▸ **The request**: Nothing but the lines from the line with "Convert this document image to plain text." through the end of the data is to be copied, and each is to be copied exactly.

▸ **Stored data**:
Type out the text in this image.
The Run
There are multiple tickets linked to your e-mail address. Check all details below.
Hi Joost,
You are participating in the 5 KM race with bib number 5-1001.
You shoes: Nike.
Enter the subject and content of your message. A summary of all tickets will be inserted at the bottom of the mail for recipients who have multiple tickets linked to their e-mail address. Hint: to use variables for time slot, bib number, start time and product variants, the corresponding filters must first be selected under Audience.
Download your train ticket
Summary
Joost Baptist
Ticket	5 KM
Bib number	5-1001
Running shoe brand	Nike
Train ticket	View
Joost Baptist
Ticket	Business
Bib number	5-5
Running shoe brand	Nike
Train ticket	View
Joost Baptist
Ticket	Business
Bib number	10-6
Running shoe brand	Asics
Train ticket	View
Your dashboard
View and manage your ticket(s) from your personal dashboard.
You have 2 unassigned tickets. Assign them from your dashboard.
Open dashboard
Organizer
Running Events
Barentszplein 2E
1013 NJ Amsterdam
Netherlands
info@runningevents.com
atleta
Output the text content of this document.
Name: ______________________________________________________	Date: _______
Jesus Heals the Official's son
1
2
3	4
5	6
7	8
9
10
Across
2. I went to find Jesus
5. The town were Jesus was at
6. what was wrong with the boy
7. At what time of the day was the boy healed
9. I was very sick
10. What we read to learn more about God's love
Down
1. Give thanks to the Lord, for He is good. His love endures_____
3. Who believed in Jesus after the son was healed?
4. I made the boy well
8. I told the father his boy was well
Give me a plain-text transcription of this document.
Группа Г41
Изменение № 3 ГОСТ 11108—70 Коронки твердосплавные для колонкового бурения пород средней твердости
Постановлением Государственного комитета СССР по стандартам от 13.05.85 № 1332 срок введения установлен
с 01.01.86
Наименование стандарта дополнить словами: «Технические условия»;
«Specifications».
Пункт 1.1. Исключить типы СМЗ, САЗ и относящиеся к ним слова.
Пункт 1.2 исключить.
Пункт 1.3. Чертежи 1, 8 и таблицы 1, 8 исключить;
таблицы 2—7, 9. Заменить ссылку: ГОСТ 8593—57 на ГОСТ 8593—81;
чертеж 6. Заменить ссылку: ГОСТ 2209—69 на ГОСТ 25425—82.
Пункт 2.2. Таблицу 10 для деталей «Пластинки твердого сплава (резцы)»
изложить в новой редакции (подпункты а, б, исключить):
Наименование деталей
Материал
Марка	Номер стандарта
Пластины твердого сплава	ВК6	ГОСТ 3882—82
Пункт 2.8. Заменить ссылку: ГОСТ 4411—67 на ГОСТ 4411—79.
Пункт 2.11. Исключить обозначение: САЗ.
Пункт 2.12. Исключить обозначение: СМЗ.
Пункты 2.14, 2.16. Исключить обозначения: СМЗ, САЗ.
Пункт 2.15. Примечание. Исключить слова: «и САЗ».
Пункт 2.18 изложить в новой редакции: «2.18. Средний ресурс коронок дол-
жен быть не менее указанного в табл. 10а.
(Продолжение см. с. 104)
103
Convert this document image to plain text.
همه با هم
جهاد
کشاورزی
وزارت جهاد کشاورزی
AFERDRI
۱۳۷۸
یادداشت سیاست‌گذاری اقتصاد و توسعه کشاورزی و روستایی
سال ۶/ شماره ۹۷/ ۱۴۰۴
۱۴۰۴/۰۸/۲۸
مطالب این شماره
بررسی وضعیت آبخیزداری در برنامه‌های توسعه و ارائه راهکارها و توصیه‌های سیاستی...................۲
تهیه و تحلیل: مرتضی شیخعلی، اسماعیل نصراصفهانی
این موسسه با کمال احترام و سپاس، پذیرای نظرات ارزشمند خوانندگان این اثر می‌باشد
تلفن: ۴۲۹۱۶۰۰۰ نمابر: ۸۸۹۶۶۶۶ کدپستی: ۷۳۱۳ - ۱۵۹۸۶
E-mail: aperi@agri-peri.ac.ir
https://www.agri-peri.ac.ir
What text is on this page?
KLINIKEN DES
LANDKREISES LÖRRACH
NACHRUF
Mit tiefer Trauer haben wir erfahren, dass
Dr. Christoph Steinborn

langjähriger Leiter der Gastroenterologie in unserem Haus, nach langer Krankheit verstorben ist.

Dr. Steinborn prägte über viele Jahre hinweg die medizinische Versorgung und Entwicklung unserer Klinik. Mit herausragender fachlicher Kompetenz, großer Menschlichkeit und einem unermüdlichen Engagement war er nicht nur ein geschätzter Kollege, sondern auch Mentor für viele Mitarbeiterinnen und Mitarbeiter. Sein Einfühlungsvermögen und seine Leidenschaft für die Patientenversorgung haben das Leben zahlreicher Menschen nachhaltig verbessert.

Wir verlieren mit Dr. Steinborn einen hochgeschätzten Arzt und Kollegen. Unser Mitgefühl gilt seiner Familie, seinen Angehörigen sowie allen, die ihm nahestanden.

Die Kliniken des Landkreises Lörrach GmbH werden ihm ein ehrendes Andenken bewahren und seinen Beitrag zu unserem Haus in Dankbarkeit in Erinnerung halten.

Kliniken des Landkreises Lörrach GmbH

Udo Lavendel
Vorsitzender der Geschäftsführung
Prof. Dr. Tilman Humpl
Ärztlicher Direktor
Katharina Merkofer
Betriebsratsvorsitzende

▸ **Result for this task**:
Convert this document image to plain text.
همه با هم
جهاد
کشاورزی
وزارت جهاد کشاورزی
AFERDRI
۱۳۷۸
یادداشت سیاست‌گذاری اقتصاد و توسعه کشاورزی و روستایی
سال ۶/ شماره ۹۷/ ۱۴۰۴
۱۴۰۴/۰۸/۲۸
مطالب این شماره
بررسی وضعیت آبخیزداری در برنامه‌های توسعه و ارائه راهکارها و توصیه‌های سیاستی...................۲
تهیه و تحلیل: مرتضی شیخعلی، اسماعیل نصراصفهانی
این موسسه با کمال احترام و سپاس، پذیرای نظرات ارزشمند خوانندگان این اثر می‌باشد
تلفن: ۴۲۹۱۶۰۰۰ نمابر: ۸۸۹۶۶۶۶ کدپستی: ۷۳۱۳ - ۱۵۹۸۶
E-mail: aperi@agri-peri.ac.ir
https://www.agri-peri.ac.ir
What text is on this page?
KLINIKEN DES
LANDKREISES LÖRRACH
NACHRUF
Mit tiefer Trauer haben wir erfahren, dass
Dr. Christoph Steinborn

langjähriger Leiter der Gastroenterologie in unserem Haus, nach langer Krankheit verstorben ist.

Dr. Steinborn prägte über viele Jahre hinweg die medizinische Versorgung und Entwicklung unserer Klinik. Mit herausragender fachlicher Kompetenz, großer Menschlichkeit und einem unermüdlichen Engagement war er nicht nur ein geschätzter Kollege, sondern auch Mentor für viele Mitarbeiterinnen und Mitarbeiter. Sein Einfühlungsvermögen und seine Leidenschaft für die Patientenversorgung haben das Leben zahlreicher Menschen nachhaltig verbessert.

Wir verlieren mit Dr. Steinborn einen hochgeschätzten Arzt und Kollegen. Unser Mitgefühl gilt seiner Familie, seinen Angehörigen sowie allen, die ihm nahestanden.

Die Kliniken des Landkreises Lörrach GmbH werden ihm ein ehrendes Andenken bewahren und seinen Beitrag zu unserem Haus in Dankbarkeit in Erinnerung halten.

Kliniken des Landkreises Lörrach GmbH

Udo Lavendel
Vorsitzender der Geschäftsführung
Prof. Dr. Tilman Humpl
Ärztlicher Direktor
Katharina Merkofer
Betriebsratsvorsitzende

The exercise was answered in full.